## [RECORDS PROVIDED]
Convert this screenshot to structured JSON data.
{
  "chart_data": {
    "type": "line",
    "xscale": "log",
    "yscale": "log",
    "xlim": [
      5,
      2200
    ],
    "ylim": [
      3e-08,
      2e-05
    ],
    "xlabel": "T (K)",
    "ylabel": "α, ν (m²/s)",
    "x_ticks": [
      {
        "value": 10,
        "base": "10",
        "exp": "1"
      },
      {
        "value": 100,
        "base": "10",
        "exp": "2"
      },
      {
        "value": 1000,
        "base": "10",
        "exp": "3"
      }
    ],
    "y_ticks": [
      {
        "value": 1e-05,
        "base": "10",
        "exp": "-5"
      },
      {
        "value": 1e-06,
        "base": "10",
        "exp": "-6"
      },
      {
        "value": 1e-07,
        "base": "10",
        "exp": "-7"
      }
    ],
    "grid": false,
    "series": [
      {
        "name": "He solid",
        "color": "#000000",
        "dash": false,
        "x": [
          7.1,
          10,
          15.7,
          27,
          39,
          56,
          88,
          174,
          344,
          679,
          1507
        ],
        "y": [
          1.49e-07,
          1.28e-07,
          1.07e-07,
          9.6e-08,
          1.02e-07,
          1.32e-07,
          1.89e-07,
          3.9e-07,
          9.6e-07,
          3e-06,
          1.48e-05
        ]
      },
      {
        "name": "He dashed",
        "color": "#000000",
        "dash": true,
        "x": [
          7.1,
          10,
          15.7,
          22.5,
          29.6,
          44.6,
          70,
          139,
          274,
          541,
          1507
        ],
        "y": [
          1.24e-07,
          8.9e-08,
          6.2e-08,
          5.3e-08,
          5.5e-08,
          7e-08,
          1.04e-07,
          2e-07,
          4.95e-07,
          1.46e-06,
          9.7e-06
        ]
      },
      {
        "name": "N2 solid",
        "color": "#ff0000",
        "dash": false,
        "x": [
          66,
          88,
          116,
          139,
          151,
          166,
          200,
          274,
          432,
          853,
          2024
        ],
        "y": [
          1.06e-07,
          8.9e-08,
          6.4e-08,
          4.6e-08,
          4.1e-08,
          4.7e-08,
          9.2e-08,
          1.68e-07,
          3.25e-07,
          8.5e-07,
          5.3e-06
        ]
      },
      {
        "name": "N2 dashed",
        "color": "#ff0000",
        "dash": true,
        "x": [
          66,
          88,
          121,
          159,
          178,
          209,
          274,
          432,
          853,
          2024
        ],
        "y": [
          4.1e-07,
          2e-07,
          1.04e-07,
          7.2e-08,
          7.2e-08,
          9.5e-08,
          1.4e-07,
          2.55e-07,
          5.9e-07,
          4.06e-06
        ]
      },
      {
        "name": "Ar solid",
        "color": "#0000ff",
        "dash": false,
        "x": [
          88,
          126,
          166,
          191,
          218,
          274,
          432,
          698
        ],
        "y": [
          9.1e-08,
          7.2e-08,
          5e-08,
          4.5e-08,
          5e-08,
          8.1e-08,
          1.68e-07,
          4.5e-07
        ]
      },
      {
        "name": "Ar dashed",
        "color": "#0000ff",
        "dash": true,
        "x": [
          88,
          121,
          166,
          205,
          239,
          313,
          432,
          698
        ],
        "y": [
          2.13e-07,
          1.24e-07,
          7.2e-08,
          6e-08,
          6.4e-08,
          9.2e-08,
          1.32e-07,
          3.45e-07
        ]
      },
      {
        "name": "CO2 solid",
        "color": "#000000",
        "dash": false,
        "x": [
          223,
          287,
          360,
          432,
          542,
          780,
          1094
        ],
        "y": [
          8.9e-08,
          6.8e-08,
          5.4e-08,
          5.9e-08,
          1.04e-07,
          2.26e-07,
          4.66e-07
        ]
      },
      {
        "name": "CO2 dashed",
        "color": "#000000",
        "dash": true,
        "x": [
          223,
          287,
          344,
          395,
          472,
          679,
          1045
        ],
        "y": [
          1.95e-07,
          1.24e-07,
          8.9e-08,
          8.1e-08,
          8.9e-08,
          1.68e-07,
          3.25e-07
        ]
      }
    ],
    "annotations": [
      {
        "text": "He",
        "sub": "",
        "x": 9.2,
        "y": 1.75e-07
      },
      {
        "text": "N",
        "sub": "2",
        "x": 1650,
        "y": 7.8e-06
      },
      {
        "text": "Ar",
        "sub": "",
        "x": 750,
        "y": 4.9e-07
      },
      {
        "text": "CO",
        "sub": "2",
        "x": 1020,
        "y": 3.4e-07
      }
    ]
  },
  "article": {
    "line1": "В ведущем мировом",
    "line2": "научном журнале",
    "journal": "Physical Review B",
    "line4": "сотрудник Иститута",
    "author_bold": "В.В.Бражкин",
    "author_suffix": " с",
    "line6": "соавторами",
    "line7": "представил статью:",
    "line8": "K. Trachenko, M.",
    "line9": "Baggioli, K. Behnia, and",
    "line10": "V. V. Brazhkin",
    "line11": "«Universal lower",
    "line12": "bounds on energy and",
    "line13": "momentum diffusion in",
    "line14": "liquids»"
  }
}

## [EXERCISE DIRECTIONS]
Please reproduce all of the entries exactly as they stand.

## [SOLUTION]
Convert this screenshot to structured JSON data.
{
  "chart_data": {
    "type": "line",
    "xscale": "log",
    "yscale": "log",
    "xlim": [
      5,
      2200
    ],
    "ylim": [
      3e-08,
      2e-05
    ],
    "xlabel": "T (K)",
    "ylabel": "α, ν (m²/s)",
    "x_ticks": [
      {
        "value": 10,
        "base": "10",
        "exp": "1"
      },
      {
        "value": 100,
        "base": "10",
        "exp": "2"
      },
      {
        "value": 1000,
        "base": "10",
        "exp": "3"
      }
    ],
    "y_ticks": [
      {
        "value": 1e-05,
        "base": "10",
        "exp": "-5"
      },
      {
        "value": 1e-06,
        "base": "10",
        "exp": "-6"
      },
      {
        "value": 1e-07,
        "base": "10",
        "exp": "-7"
      }
    ],
    "grid": false,
    "series": [
      {
        "name": "He solid",
        "color": "#000000",
        "dash": false,
        "x": [
          7.1,
          10,
          15.7,
          27,
          39,
          56,
          88,
          174,
          344,
          679,
          1507
        ],
        "y": [
          1.49e-07,
          1.28e-07,
          1.07e-07,
          9.6e-08,
          1.02e-07,
          1.32e-07,
          1.89e-07,
          3.9e-07,
          9.6e-07,
          3e-06,
          1.48e-05
        ]
      },
      {
        "name": "He dashed",
        "color": "#000000",
        "dash": true,
        "x": [
          7.1,
          10,
          15.7,
          22.5,
          29.6,
          44.6,
          70,
          139,
          274,
          541,
          1507
        ],
        "y": [
          1.24e-07,
          8.9e-08,
          6.2e-08,
          5.3e-08,
          5.5e-08,
          7e-08,
          1.04e-07,
          2e-07,
          4.95e-07,
          1.46e-06,
          9.7e-06
        ]
      },
      {
        "name": "N2 solid",
        "color": "#ff0000",
        "dash": false,
        "x": [
          66,
          88,
          116,
          139,
          151,
          166,
          200,
          274,
          432,
          853,
          2024
        ],
        "y": [
          1.06e-07,
          8.9e-08,
          6.4e-08,
          4.6e-08,
          4.1e-08,
          4.7e-08,
          9.2e-08,
          1.68e-07,
          3.25e-07,
          8.5e-07,
          5.3e-06
        ]
      },
      {
        "name": "N2 dashed",
        "color": "#ff0000",
        "dash": true,
        "x": [
          66,
          88,
          121,
          159,
          178,
          209,
          274,
          432,
          853,
          2024
        ],
        "y": [
          4.1e-07,
          2e-07,
          1.04e-07,
          7.2e-08,
          7.2e-08,
          9.5e-08,
          1.4e-07,
          2.55e-07,
          5.9e-07,
          4.06e-06
        ]
      },
      {
        "name": "Ar solid",
        "color": "#0000ff",
        "dash": false,
        "x": [
          88,
          126,
          166,
          191,
          218,
          274,
          432,
          698
        ],
        "y": [
          9.1e-08,
          7.2e-08,
          5e-08,
          4.5e-08,
          5e-08,
          8.1e-08,
          1.68e-07,
          4.5e-07
        ]
      },
      {
        "name": "Ar dashed",
        "color": "#0000ff",
        "dash": true,
        "x": [
          88,
          121,
          166,
          205,
          239,
          313,
          432,
          698
        ],
        "y": [
          2.13e-07,
          1.24e-07,
          7.2e-08,
          6e-08,
          6.4e-08,
          9.2e-08,
          1.32e-07,
          3.45e-07
        ]
      },
      {
        "name": "CO2 solid",
        "color": "#000000",
        "dash": false,
        "x": [
          223,
          287,
          360,
          432,
          542,
          780,
          1094
        ],
        "y": [
          8.9e-08,
          6.8e-08,
          5.4e-08,
          5.9e-08,
          1.04e-07,
          2.26e-07,
          4.66e-07
        ]
      },
      {
        "name": "CO2 dashed",
        "color": "#000000",
        "dash": true,
        "x": [
          223,
          287,
          344,
          395,
          472,
          679,
          1045
        ],
        "y": [
          1.95e-07,
          1.24e-07,
          8.9e-08,
          8.1e-08,
          8.9e-08,
          1.68e-07,
          3.25e-07
        ]
      }
    ],
    "annotations": [
      {
        "text": "He",
        "sub": "",
        "x": 9.2,
        "y": 1.75e-07
      },
      {
        "text": "N",
        "sub": "2",
        "x": 1650,
        "y": 7.8e-06
      },
      {
        "text": "Ar",
        "sub": "",
        "x": 750,
        "y": 4.9e-07
      },
      {
        "text": "CO",
        "sub": "2",
        "x": 1020,
        "y": 3.4e-07
      }
    ]
  },
  "article": {
    "line1": "В ведущем мировом",
    "line2": "научном журнале",
    "journal": "Physical Review B",
    "line4": "сотрудник Иститута",
    "author_bold": "В.В.Бражкин",
    "author_suffix": " с",
    "line6": "соавторами",
    "line7": "представил статью:",
    "line8": "K. Trachenko, M.",
    "line9": "Baggioli, K. Behnia, and",
    "line10": "V. V. Brazhkin",
    "line11": "«Universal lower",
    "line12": "bounds on energy and",
    "line13": "momentum diffusion in",
    "line14": "liquids»"
  }
}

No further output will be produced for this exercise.